Identify all lines of the data containing the string "گرگان" and copy them.

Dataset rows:
■ ■ ■ ■ ■ ■ ■

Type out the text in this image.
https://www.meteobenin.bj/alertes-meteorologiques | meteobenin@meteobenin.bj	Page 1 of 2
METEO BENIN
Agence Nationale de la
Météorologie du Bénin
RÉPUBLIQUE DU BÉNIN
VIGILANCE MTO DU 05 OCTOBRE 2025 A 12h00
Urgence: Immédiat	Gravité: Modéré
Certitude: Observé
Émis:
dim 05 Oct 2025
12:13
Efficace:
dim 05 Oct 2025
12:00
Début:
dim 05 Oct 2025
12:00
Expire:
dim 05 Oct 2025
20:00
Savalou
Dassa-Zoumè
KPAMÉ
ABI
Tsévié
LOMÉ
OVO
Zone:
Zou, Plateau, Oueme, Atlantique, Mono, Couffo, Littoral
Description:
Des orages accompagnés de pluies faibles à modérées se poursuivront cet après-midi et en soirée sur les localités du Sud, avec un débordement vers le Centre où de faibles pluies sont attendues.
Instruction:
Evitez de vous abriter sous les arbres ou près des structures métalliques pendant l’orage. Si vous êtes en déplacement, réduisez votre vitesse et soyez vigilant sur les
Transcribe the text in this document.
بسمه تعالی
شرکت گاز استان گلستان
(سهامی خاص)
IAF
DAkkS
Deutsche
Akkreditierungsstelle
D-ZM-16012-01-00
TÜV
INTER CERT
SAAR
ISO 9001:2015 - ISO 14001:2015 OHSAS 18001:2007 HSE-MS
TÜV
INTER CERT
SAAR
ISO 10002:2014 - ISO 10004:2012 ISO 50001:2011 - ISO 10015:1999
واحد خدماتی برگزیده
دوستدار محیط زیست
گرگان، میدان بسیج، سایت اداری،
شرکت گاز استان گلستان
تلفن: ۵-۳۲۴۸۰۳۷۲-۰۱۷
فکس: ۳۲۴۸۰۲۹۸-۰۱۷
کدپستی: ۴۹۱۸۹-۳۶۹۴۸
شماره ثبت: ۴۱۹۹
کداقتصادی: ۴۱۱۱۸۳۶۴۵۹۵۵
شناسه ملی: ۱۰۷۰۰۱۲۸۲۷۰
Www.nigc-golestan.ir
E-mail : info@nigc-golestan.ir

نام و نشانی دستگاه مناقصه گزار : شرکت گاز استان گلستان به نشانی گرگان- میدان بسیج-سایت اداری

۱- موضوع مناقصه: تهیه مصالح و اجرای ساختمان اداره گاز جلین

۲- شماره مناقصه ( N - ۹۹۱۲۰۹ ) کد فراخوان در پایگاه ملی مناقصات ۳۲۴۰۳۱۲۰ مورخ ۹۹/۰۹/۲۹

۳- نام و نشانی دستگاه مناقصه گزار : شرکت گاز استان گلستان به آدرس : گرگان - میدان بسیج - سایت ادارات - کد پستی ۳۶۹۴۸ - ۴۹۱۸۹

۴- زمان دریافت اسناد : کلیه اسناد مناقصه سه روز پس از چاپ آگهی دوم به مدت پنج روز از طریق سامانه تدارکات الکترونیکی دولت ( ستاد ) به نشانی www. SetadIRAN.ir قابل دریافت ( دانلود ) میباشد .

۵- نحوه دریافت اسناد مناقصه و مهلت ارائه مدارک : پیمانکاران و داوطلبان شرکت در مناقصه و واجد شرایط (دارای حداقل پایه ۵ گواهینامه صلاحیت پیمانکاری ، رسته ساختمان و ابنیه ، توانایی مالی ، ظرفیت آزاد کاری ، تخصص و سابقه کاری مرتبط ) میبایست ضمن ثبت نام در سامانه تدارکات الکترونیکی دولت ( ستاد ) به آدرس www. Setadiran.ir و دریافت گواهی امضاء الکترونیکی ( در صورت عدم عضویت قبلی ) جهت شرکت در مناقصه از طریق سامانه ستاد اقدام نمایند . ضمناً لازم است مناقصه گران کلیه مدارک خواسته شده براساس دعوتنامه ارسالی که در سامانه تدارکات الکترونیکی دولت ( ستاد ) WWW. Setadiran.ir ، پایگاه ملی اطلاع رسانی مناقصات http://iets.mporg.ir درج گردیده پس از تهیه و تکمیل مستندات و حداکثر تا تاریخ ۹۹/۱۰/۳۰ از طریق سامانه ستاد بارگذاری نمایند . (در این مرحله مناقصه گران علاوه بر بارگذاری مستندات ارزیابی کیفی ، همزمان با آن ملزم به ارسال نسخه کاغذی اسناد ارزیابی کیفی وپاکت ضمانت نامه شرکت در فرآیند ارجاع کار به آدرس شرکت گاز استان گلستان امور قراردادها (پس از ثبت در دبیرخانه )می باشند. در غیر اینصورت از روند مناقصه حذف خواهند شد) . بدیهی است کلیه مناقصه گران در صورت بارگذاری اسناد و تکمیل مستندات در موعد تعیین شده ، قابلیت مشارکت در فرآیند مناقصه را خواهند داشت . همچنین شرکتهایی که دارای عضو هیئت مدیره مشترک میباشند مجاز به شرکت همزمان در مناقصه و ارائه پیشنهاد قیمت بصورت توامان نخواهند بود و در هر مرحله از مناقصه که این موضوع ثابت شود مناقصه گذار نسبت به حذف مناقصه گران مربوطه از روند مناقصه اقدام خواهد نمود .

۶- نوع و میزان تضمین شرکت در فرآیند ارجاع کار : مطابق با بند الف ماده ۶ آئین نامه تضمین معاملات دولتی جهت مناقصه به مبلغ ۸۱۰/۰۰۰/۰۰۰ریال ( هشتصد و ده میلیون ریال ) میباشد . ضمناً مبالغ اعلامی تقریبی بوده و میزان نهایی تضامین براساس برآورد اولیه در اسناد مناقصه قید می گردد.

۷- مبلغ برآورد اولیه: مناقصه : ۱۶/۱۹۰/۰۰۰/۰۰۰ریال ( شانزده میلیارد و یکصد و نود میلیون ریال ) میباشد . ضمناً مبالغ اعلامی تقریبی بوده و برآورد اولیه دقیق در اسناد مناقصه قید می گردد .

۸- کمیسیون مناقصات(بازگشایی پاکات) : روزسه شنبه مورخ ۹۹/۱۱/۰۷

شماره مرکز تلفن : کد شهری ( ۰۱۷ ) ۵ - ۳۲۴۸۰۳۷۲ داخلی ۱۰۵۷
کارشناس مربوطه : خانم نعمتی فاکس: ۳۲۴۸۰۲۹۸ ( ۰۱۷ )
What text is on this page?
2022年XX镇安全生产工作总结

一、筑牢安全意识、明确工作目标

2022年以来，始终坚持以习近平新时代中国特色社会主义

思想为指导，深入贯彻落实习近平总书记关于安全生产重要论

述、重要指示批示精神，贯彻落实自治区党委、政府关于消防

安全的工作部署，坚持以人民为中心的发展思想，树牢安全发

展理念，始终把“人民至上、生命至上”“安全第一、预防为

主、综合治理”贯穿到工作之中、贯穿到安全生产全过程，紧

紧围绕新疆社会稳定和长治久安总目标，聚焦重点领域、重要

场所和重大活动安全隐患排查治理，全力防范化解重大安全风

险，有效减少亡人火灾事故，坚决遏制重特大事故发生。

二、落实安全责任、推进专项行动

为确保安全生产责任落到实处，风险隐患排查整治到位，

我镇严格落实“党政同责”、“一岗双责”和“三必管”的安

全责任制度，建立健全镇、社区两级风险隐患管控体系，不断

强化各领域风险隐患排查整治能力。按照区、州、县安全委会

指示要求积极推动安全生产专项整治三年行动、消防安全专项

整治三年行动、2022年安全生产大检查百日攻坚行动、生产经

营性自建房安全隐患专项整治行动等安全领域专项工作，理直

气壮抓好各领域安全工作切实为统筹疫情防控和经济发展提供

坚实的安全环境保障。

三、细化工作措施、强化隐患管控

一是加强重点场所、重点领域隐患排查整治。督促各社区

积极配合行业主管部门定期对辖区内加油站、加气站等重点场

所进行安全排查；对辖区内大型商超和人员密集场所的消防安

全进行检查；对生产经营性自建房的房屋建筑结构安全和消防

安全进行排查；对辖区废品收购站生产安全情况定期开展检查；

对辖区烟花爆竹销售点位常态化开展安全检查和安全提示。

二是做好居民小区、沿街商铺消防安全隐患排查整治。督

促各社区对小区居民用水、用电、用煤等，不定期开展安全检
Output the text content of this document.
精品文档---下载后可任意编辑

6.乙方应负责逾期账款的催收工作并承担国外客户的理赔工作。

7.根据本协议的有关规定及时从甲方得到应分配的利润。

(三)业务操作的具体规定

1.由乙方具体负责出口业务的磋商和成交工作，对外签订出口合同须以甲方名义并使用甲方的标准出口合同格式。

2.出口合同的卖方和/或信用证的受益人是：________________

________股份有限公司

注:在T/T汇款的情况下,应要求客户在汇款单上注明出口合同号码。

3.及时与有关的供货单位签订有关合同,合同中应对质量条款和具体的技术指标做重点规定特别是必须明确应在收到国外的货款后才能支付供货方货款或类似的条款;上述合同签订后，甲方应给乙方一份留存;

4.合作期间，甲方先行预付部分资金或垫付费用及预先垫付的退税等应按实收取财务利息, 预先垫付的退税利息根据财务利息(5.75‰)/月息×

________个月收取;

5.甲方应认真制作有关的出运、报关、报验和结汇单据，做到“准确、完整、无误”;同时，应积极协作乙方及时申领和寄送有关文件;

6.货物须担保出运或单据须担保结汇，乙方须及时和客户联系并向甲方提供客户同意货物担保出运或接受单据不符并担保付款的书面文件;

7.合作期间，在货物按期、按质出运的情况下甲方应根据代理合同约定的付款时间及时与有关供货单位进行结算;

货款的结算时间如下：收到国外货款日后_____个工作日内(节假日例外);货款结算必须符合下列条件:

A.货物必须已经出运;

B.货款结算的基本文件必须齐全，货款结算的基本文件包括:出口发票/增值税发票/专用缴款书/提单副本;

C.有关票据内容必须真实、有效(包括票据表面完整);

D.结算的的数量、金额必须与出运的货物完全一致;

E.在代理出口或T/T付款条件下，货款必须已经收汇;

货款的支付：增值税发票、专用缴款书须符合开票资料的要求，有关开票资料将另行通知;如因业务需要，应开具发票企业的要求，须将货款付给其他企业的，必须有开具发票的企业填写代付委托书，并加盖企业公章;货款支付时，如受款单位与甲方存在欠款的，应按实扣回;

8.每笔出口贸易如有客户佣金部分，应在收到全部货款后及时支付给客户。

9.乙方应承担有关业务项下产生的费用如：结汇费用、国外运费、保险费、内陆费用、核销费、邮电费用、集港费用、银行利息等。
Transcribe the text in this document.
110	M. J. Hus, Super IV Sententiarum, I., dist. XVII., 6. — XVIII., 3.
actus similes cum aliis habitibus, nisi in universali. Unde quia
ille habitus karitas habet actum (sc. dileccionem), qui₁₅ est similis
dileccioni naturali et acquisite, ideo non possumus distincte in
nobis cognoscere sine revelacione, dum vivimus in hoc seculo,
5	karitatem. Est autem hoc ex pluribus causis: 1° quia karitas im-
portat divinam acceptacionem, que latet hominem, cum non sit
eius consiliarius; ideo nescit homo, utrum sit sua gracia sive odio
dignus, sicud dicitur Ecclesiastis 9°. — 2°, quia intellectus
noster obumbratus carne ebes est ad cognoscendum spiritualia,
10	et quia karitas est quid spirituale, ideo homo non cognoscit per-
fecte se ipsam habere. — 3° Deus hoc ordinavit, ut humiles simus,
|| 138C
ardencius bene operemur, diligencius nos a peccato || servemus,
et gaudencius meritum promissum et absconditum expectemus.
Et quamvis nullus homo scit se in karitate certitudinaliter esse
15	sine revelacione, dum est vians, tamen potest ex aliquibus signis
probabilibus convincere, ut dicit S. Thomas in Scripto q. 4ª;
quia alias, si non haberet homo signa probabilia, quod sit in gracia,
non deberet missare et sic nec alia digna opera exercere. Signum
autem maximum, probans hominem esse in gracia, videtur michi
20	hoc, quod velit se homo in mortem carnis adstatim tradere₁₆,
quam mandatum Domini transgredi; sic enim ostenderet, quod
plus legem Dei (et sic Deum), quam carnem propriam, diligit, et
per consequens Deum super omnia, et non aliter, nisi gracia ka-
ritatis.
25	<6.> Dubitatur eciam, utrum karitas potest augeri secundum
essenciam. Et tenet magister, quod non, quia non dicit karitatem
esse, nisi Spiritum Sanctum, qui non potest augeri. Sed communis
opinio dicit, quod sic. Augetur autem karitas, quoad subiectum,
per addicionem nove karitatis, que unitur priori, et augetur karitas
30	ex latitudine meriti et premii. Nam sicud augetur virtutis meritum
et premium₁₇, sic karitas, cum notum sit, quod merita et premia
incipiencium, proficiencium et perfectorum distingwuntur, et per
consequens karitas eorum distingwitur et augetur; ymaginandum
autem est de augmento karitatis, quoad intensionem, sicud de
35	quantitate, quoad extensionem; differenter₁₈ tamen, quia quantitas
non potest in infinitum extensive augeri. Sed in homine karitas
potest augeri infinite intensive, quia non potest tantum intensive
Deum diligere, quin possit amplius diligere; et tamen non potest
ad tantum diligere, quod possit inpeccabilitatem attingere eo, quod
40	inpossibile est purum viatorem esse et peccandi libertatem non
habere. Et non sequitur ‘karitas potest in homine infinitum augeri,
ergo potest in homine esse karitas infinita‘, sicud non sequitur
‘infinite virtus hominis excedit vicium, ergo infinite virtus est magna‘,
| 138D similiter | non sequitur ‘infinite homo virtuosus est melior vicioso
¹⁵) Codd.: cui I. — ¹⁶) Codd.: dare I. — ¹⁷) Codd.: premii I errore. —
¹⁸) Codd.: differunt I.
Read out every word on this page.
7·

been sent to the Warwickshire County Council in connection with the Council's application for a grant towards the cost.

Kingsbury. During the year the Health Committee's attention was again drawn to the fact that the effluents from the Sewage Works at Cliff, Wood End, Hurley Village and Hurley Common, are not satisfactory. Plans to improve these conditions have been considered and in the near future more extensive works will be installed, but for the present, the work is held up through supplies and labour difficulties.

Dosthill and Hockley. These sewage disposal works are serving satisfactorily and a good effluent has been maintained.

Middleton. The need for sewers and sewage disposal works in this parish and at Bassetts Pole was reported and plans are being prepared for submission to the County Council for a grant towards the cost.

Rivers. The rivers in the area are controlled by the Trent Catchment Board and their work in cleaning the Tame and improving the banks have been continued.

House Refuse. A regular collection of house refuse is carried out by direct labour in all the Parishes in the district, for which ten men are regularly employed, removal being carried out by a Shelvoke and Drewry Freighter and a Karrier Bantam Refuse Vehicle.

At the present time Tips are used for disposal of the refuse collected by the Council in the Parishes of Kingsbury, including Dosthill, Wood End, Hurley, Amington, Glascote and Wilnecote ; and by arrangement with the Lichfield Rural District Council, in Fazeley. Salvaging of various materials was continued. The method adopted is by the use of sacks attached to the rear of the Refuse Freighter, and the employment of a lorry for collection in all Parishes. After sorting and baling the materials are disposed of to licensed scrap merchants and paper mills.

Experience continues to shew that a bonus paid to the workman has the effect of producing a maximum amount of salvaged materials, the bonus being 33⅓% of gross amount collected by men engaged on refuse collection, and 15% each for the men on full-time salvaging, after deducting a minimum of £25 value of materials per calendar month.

■ ■ ■ ■ ■ ■ ■

#### Answer to this problem:
گرگان، میدان بسیج، سایت اداری،
نام و نشانی دستگاه مناقصه گزار : شرکت گاز استان گلستان به نشانی گرگان- میدان بسیج-سایت اداری
۳- نام و نشانی دستگاه مناقصه گزار : شرکت گاز استان گلستان به آدرس : گرگان - میدان بسیج - سایت ادارات - کد پستی ۳۶۹۴۸ - ۴۹۱۸۹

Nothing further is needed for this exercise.